Find each line with the string "screenshot" and copy it.
-- START Given data --
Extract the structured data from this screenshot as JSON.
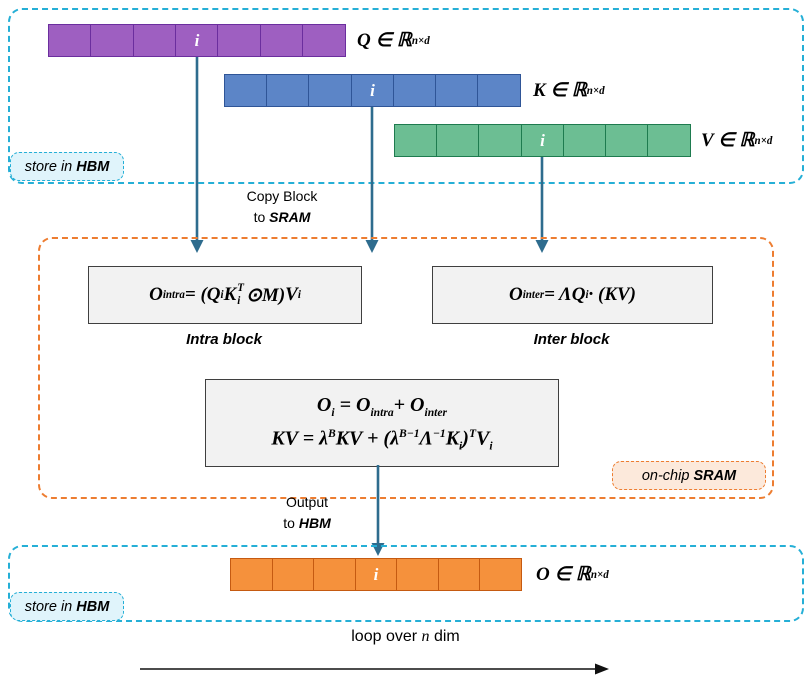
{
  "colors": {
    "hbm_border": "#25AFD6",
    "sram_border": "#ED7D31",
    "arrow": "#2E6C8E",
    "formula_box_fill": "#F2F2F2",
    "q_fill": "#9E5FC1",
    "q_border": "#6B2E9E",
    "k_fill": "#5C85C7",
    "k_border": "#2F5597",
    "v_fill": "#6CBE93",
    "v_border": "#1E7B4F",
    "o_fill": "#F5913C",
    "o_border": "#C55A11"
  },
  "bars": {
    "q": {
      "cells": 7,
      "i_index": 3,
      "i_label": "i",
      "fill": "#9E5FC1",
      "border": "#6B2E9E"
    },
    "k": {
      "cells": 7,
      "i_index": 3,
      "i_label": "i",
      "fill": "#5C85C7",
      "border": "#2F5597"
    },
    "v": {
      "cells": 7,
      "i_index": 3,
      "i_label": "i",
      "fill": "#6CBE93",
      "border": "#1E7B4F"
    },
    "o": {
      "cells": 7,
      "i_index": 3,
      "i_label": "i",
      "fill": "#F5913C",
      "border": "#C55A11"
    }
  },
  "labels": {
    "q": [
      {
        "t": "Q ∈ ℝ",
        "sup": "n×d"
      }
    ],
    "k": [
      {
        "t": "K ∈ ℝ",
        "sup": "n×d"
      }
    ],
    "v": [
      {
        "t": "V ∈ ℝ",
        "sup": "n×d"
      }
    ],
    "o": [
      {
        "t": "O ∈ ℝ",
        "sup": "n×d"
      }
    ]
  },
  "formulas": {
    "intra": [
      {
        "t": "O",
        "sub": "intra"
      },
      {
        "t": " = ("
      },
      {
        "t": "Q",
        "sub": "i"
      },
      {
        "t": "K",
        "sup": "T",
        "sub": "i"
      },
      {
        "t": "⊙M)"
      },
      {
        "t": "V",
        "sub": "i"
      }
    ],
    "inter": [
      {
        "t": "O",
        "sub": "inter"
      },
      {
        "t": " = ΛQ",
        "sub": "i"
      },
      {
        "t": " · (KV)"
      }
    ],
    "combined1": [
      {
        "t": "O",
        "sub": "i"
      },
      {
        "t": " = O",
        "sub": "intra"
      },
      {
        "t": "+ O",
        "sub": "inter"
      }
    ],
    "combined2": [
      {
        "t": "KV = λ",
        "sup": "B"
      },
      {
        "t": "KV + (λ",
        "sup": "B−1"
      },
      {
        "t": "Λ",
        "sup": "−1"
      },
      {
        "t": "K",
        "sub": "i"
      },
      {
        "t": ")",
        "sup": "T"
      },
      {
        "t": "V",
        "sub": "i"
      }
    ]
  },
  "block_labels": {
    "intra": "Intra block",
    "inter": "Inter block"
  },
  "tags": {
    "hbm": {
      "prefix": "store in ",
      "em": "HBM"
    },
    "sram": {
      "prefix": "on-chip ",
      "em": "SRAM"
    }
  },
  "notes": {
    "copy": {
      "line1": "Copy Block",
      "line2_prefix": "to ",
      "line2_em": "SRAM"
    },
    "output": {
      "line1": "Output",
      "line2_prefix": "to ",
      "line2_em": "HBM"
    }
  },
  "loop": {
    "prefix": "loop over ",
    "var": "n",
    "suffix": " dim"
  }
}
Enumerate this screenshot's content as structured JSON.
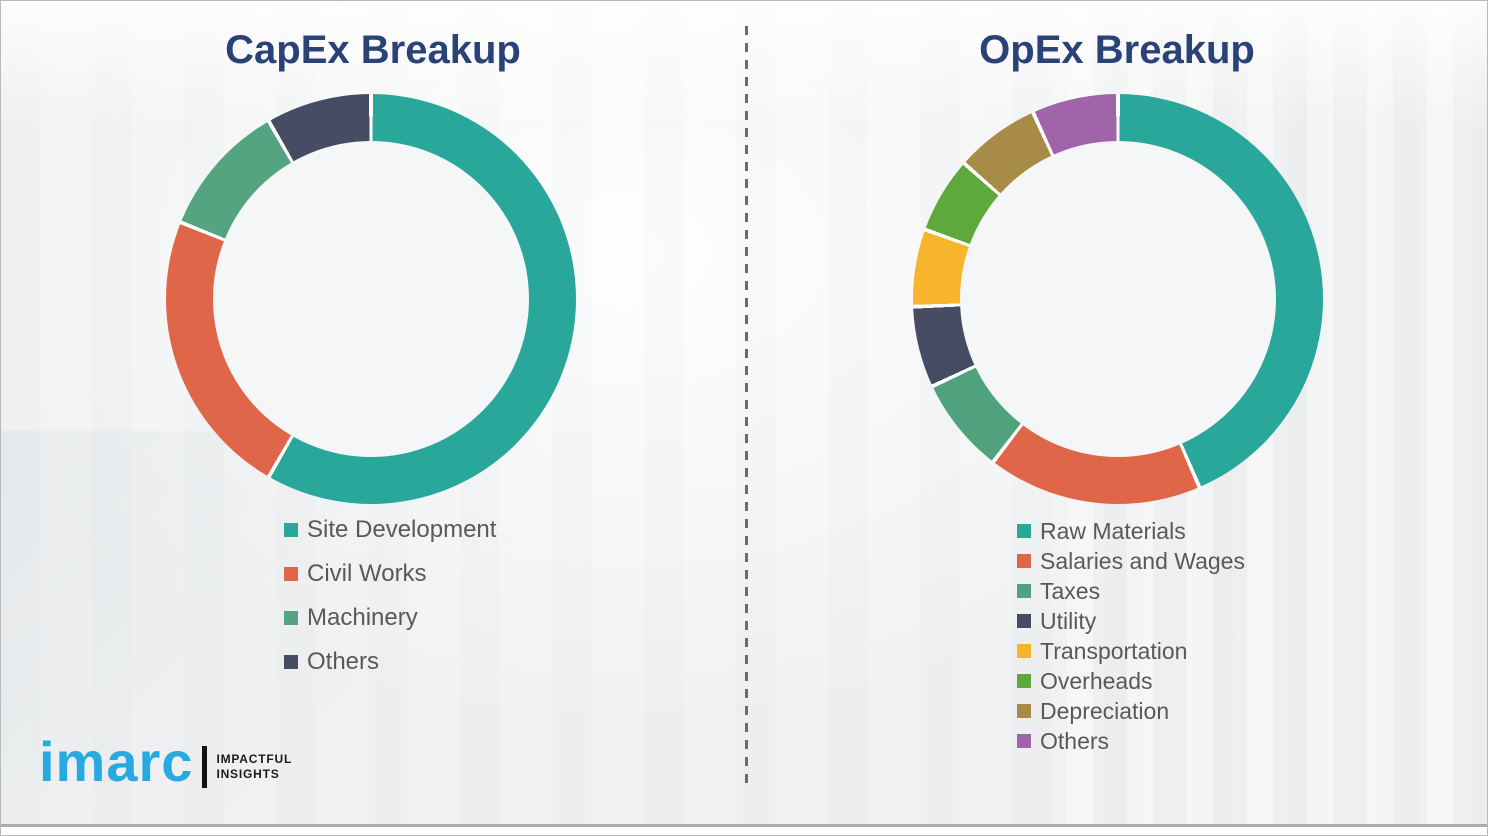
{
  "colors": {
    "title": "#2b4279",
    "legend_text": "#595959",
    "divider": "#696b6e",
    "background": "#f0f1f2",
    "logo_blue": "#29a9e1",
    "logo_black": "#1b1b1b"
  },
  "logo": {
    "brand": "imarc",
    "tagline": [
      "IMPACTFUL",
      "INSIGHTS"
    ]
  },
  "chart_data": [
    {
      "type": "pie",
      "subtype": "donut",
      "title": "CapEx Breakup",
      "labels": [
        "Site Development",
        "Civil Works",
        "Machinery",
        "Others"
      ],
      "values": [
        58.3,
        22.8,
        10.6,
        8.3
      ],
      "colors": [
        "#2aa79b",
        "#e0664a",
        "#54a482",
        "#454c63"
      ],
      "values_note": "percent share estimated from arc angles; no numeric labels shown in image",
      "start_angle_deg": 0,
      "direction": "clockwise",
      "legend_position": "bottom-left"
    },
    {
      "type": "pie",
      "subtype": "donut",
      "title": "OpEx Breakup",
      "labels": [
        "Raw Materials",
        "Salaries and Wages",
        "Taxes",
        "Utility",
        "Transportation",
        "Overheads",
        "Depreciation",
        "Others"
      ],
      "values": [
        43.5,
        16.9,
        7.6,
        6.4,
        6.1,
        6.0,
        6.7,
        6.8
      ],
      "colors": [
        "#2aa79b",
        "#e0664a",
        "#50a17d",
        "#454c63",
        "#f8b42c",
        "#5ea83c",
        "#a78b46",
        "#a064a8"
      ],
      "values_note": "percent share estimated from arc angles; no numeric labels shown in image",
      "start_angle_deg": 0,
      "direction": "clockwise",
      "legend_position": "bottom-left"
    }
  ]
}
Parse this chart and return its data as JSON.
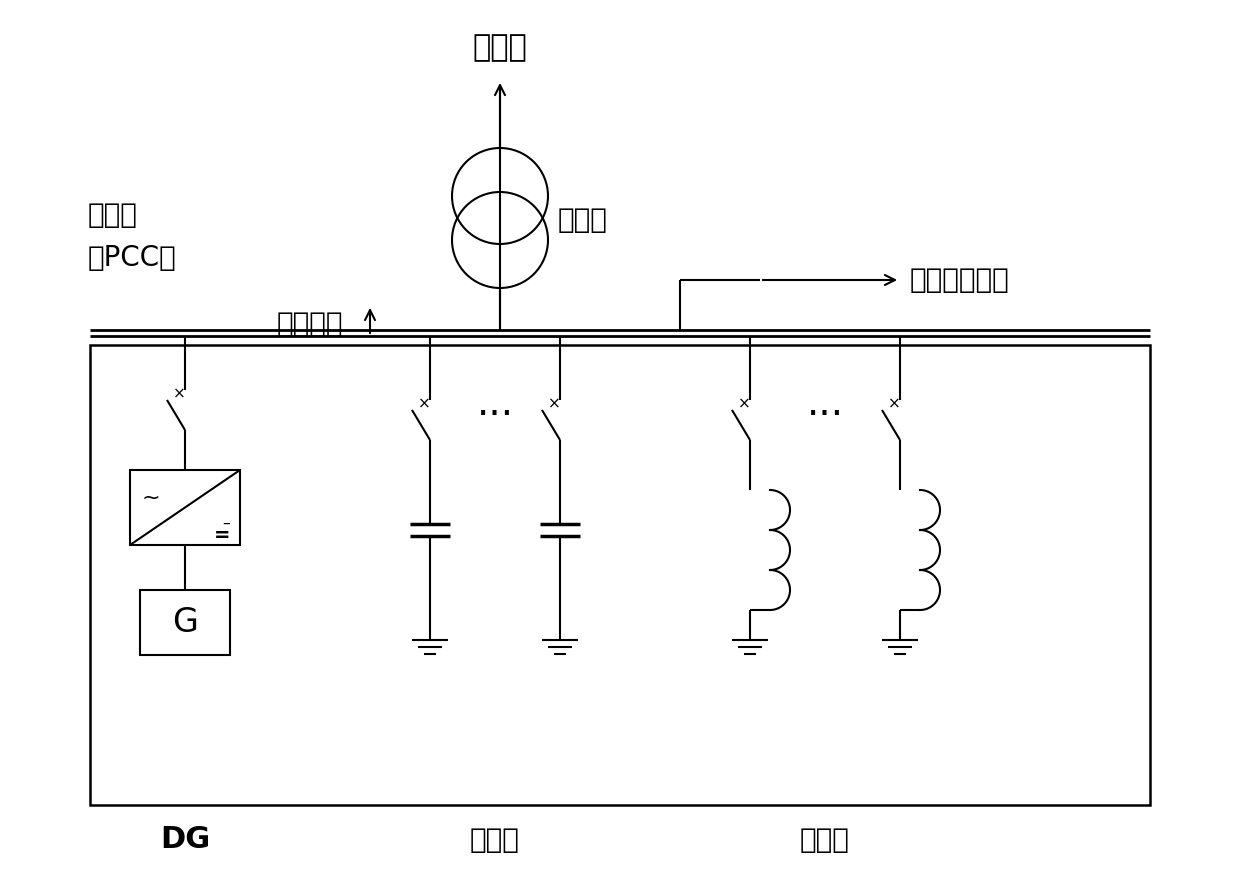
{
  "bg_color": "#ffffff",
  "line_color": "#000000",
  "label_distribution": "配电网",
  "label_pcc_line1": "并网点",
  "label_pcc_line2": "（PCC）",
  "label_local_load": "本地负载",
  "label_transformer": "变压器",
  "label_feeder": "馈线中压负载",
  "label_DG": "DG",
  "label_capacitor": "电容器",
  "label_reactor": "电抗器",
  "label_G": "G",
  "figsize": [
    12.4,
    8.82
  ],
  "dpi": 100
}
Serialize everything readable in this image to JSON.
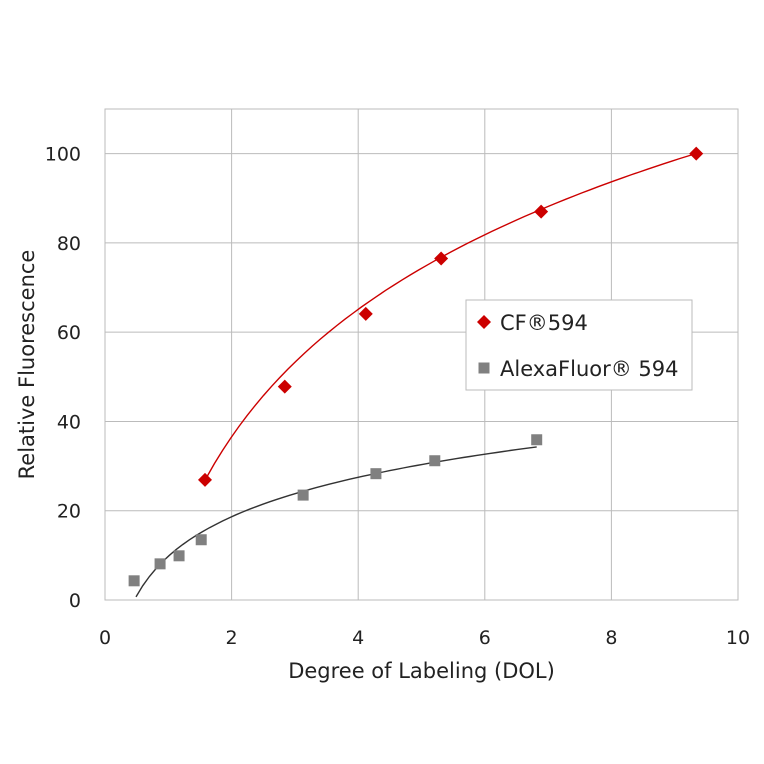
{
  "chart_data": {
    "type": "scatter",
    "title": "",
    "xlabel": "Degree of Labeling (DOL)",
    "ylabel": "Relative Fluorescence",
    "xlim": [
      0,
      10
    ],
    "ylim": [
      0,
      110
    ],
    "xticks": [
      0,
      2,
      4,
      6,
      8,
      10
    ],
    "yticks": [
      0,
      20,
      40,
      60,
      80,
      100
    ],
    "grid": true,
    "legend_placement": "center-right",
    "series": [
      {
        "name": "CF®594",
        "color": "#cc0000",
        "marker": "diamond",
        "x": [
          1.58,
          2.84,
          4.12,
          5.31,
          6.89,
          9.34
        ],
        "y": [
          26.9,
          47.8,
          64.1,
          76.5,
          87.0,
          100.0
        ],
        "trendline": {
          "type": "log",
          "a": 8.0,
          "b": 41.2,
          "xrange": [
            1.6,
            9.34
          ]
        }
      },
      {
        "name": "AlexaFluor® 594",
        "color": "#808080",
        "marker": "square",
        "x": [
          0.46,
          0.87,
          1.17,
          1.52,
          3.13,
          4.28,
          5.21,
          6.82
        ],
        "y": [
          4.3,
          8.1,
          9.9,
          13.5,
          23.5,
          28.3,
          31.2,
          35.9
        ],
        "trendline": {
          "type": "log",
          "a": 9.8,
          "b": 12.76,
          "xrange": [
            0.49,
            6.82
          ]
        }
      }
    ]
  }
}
-- END Given data --
The reply:
Extract the structured data from this screenshot as JSON.
Enumerate this screenshot's content as structured JSON.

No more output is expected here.